→ What you need to do
Please return the data word for word and leave out any picture it contains.

→ Dataset records on visual material

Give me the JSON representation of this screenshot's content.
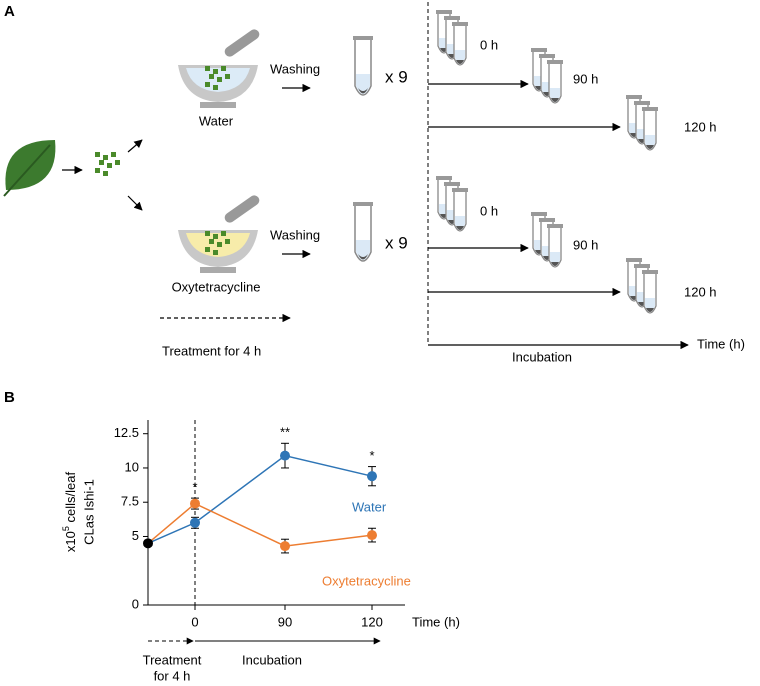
{
  "panel_a": {
    "label": "A",
    "washing": [
      "Washing",
      "Washing"
    ],
    "repeat": [
      "x 9",
      "x 9"
    ],
    "solutions": [
      "Water",
      "Oxytetracycline"
    ],
    "times": [
      [
        "0 h",
        "90 h",
        "120 h"
      ],
      [
        "0 h",
        "90 h",
        "120 h"
      ]
    ],
    "treatment": "Treatment  for 4 h",
    "incubation": "Incubation",
    "time_axis": "Time  (h)"
  },
  "chart_data": {
    "type": "line",
    "label": "B",
    "ylabel": {
      "base": "x10",
      "exponent": "5",
      "unit": " cells/leaf",
      "strain": "CLas Ishi-1"
    },
    "xlabel": "Time  (h)",
    "categories": [
      "0",
      "90",
      "120"
    ],
    "start": {
      "value": 4.5,
      "color": "#000000"
    },
    "series": [
      {
        "name": "Water",
        "color": "#2e75b6",
        "values": [
          6.0,
          10.9,
          9.4
        ],
        "errors": [
          0.4,
          0.9,
          0.7
        ]
      },
      {
        "name": "Oxytetracycline",
        "color": "#ed7d31",
        "values": [
          7.4,
          4.3,
          5.1
        ],
        "errors": [
          0.4,
          0.5,
          0.5
        ]
      }
    ],
    "annotations": [
      {
        "text": "*"
      },
      {
        "text": "**"
      },
      {
        "text": "*"
      }
    ],
    "ylim": [
      0,
      13.5
    ],
    "yticks": [
      0,
      5,
      7.5,
      10,
      12.5
    ],
    "phases": [
      [
        "Treatment",
        "for 4 h"
      ],
      "Incubation"
    ]
  }
}
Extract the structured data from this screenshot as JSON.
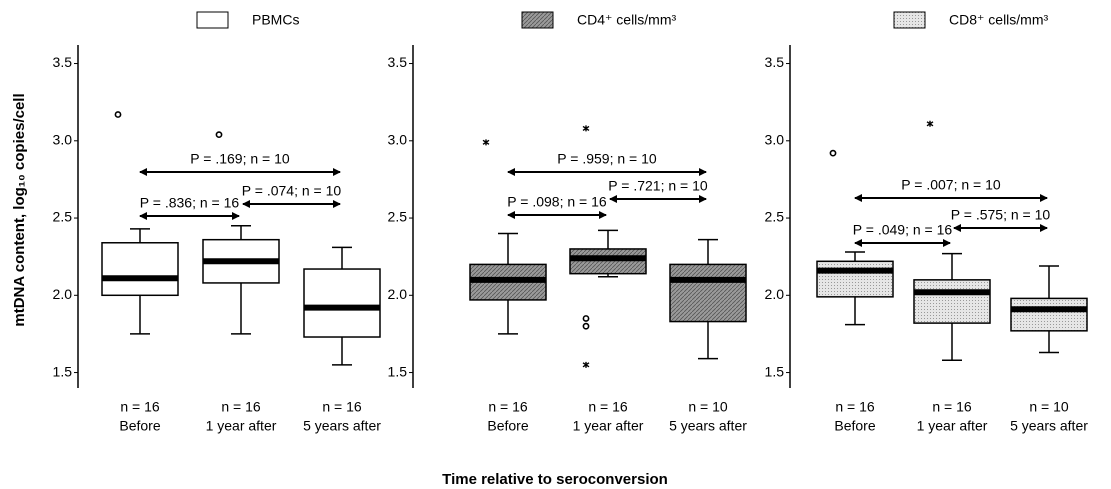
{
  "y_axis_label": "mtDNA content, log₁₀ copies/cell",
  "x_axis_label": "Time relative to seroconversion",
  "chart_data": [
    {
      "type": "box",
      "name": "PBMCs",
      "fill": "white",
      "ylim": [
        1.4,
        3.62
      ],
      "yticks": [
        1.5,
        {
          "value": 2,
          "label": "2.0"
        },
        2.5,
        {
          "value": 3,
          "label": "3.0"
        },
        3.5
      ],
      "categories": [
        "Before",
        "1 year after",
        "5 years after"
      ],
      "n_labels": [
        "n = 16",
        "n = 16",
        "n = 16"
      ],
      "boxes": [
        {
          "whisker_low": 1.75,
          "q1": 2.0,
          "median": 2.11,
          "q3": 2.34,
          "whisker_high": 2.43,
          "outliers": [
            {
              "value": 3.17,
              "marker": "circle"
            }
          ]
        },
        {
          "whisker_low": 1.75,
          "q1": 2.08,
          "median": 2.22,
          "q3": 2.36,
          "whisker_high": 2.45,
          "outliers": [
            {
              "value": 3.04,
              "marker": "circle"
            }
          ]
        },
        {
          "whisker_low": 1.55,
          "q1": 1.73,
          "median": 1.92,
          "q3": 2.17,
          "whisker_high": 2.31,
          "outliers": []
        }
      ],
      "annotations": [
        "P = .169; n = 10",
        "P = .074; n = 10",
        "P = .836; n = 16"
      ]
    },
    {
      "type": "box",
      "name": "CD4⁺ cells/mm³",
      "fill": "hatch",
      "ylim": [
        1.4,
        3.62
      ],
      "yticks": [
        1.5,
        {
          "value": 2,
          "label": "2.0"
        },
        2.5,
        {
          "value": 3,
          "label": "3.0"
        },
        3.5
      ],
      "categories": [
        "Before",
        "1 year after",
        "5 years after"
      ],
      "n_labels": [
        "n = 16",
        "n = 16",
        "n = 10"
      ],
      "boxes": [
        {
          "whisker_low": 1.75,
          "q1": 1.97,
          "median": 2.1,
          "q3": 2.2,
          "whisker_high": 2.4,
          "outliers": [
            {
              "value": 2.99,
              "marker": "star"
            }
          ]
        },
        {
          "whisker_low": 2.12,
          "q1": 2.14,
          "median": 2.24,
          "q3": 2.3,
          "whisker_high": 2.42,
          "outliers": [
            {
              "value": 3.08,
              "marker": "star"
            },
            {
              "value": 1.85,
              "marker": "circle"
            },
            {
              "value": 1.8,
              "marker": "circle"
            },
            {
              "value": 1.55,
              "marker": "star"
            }
          ]
        },
        {
          "whisker_low": 1.59,
          "q1": 1.83,
          "median": 2.1,
          "q3": 2.2,
          "whisker_high": 2.36,
          "outliers": []
        }
      ],
      "annotations": [
        "P = .959; n = 10",
        "P = .721; n = 10",
        "P = .098; n = 16"
      ]
    },
    {
      "type": "box",
      "name": "CD8⁺ cells/mm³",
      "fill": "dots",
      "ylim": [
        1.4,
        3.62
      ],
      "yticks": [
        1.5,
        {
          "value": 2,
          "label": "2.0"
        },
        2.5,
        {
          "value": 3,
          "label": "3.0"
        },
        3.5
      ],
      "categories": [
        "Before",
        "1 year after",
        "5 years after"
      ],
      "n_labels": [
        "n = 16",
        "n = 16",
        "n = 10"
      ],
      "boxes": [
        {
          "whisker_low": 1.81,
          "q1": 1.99,
          "median": 2.16,
          "q3": 2.22,
          "whisker_high": 2.28,
          "outliers": [
            {
              "value": 2.92,
              "marker": "circle"
            }
          ]
        },
        {
          "whisker_low": 1.58,
          "q1": 1.82,
          "median": 2.02,
          "q3": 2.1,
          "whisker_high": 2.27,
          "outliers": [
            {
              "value": 3.11,
              "marker": "star"
            }
          ]
        },
        {
          "whisker_low": 1.63,
          "q1": 1.77,
          "median": 1.91,
          "q3": 1.98,
          "whisker_high": 2.19,
          "outliers": []
        }
      ],
      "annotations": [
        "P = .007; n = 10",
        "P = .575; n = 10",
        "P = .049; n = 16"
      ]
    }
  ]
}
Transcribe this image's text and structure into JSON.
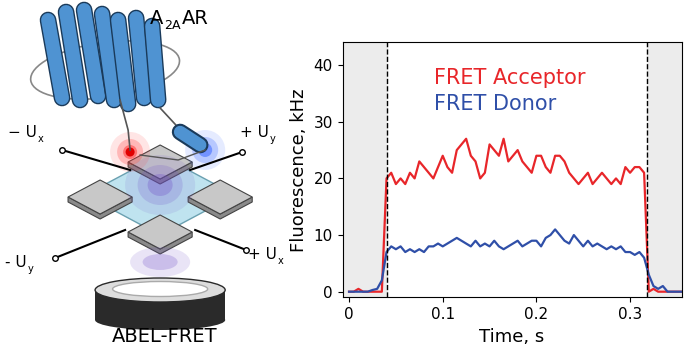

→ Output of the task
Give me the JSON representation of this screenshot's content.
{
  "panel_a": {
    "label": "A",
    "washing": [
      "Washing",
      "Washing"
    ],
    "repeat": [
      "x 9",
      "x 9"
    ],
    "solutions": [
      "Water",
      "Oxytetracycline"
    ],
    "times": [
      [
        "0 h",
        "90 h",
        "120 h"
      ],
      [
        "0 h",
        "90 h",
        "120 h"
      ]
    ],
    "treatment": "Treatment  for 4 h",
    "incubation": "Incubation",
    "time_axis": "Time  (h)"
  },
  "chart_data": {
    "type": "line",
    "label": "B",
    "ylabel": {
      "base": "x10",
      "exponent": "5",
      "unit": " cells/leaf",
      "strain": "CLas Ishi-1"
    },
    "xlabel": "Time  (h)",
    "categories": [
      "0",
      "90",
      "120"
    ],
    "start": {
      "value": 4.5,
      "color": "#000000"
    },
    "series": [
      {
        "name": "Water",
        "color": "#2e75b6",
        "values": [
          6.0,
          10.9,
          9.4
        ],
        "errors": [
          0.4,
          0.9,
          0.7
        ]
      },
      {
        "name": "Oxytetracycline",
        "color": "#ed7d31",
        "values": [
          7.4,
          4.3,
          5.1
        ],
        "errors": [
          0.4,
          0.5,
          0.5
        ]
      }
    ],
    "annotations": [
      {
        "text": "*"
      },
      {
        "text": "**"
      },
      {
        "text": "*"
      }
    ],
    "ylim": [
      0,
      13.5
    ],
    "yticks": [
      0,
      5,
      7.5,
      10,
      12.5
    ],
    "phases": [
      [
        "Treatment",
        "for 4 h"
      ],
      "Incubation"
    ]
  }
}
Extract the structured data from this screenshot as JSON.
{
  "y_axis_label": "mtDNA content, log₁₀ copies/cell",
  "x_axis_label": "Time relative to seroconversion",
  "chart_data": [
    {
      "type": "box",
      "name": "PBMCs",
      "fill": "white",
      "ylim": [
        1.4,
        3.62
      ],
      "yticks": [
        1.5,
        {
          "value": 2,
          "label": "2.0"
        },
        2.5,
        {
          "value": 3,
          "label": "3.0"
        },
        3.5
      ],
      "categories": [
        "Before",
        "1 year after",
        "5 years after"
      ],
      "n_labels": [
        "n = 16",
        "n = 16",
        "n = 16"
      ],
      "boxes": [
        {
          "whisker_low": 1.75,
          "q1": 2.0,
          "median": 2.11,
          "q3": 2.34,
          "whisker_high": 2.43,
          "outliers": [
            {
              "value": 3.17,
              "marker": "circle"
            }
          ]
        },
        {
          "whisker_low": 1.75,
          "q1": 2.08,
          "median": 2.22,
          "q3": 2.36,
          "whisker_high": 2.45,
          "outliers": [
            {
              "value": 3.04,
              "marker": "circle"
            }
          ]
        },
        {
          "whisker_low": 1.55,
          "q1": 1.73,
          "median": 1.92,
          "q3": 2.17,
          "whisker_high": 2.31,
          "outliers": []
        }
      ],
      "annotations": [
        "P = .169; n = 10",
        "P = .074; n = 10",
        "P = .836; n = 16"
      ]
    },
    {
      "type": "box",
      "name": "CD4⁺ cells/mm³",
      "fill": "hatch",
      "ylim": [
        1.4,
        3.62
      ],
      "yticks": [
        1.5,
        {
          "value": 2,
          "label": "2.0"
        },
        2.5,
        {
          "value": 3,
          "label": "3.0"
        },
        3.5
      ],
      "categories": [
        "Before",
        "1 year after",
        "5 years after"
      ],
      "n_labels": [
        "n = 16",
        "n = 16",
        "n = 10"
      ],
      "boxes": [
        {
          "whisker_low": 1.75,
          "q1": 1.97,
          "median": 2.1,
          "q3": 2.2,
          "whisker_high": 2.4,
          "outliers": [
            {
              "value": 2.99,
              "marker": "star"
            }
          ]
        },
        {
          "whisker_low": 2.12,
          "q1": 2.14,
          "median": 2.24,
          "q3": 2.3,
          "whisker_high": 2.42,
          "outliers": [
            {
              "value": 3.08,
              "marker": "star"
            },
            {
              "value": 1.85,
              "marker": "circle"
            },
            {
              "value": 1.8,
              "marker": "circle"
            },
            {
              "value": 1.55,
              "marker": "star"
            }
          ]
        },
        {
          "whisker_low": 1.59,
          "q1": 1.83,
          "median": 2.1,
          "q3": 2.2,
          "whisker_high": 2.36,
          "outliers": []
        }
      ],
      "annotations": [
        "P = .959; n = 10",
        "P = .721; n = 10",
        "P = .098; n = 16"
      ]
    },
    {
      "type": "box",
      "name": "CD8⁺ cells/mm³",
      "fill": "dots",
      "ylim": [
        1.4,
        3.62
      ],
      "yticks": [
        1.5,
        {
          "value": 2,
          "label": "2.0"
        },
        2.5,
        {
          "value": 3,
          "label": "3.0"
        },
        3.5
      ],
      "categories": [
        "Before",
        "1 year after",
        "5 years after"
      ],
      "n_labels": [
        "n = 16",
        "n = 16",
        "n = 10"
      ],
      "boxes": [
        {
          "whisker_low": 1.81,
          "q1": 1.99,
          "median": 2.16,
          "q3": 2.22,
          "whisker_high": 2.28,
          "outliers": [
            {
              "value": 2.92,
              "marker": "circle"
            }
          ]
        },
        {
          "whisker_low": 1.58,
          "q1": 1.82,
          "median": 2.02,
          "q3": 2.1,
          "whisker_high": 2.27,
          "outliers": [
            {
              "value": 3.11,
              "marker": "star"
            }
          ]
        },
        {
          "whisker_low": 1.63,
          "q1": 1.77,
          "median": 1.91,
          "q3": 1.98,
          "whisker_high": 2.19,
          "outliers": []
        }
      ],
      "annotations": [
        "P = .007; n = 10",
        "P = .575; n = 10",
        "P = .049; n = 16"
      ]
    }
  ]
}
Transcribe this image's text and structure into JSON.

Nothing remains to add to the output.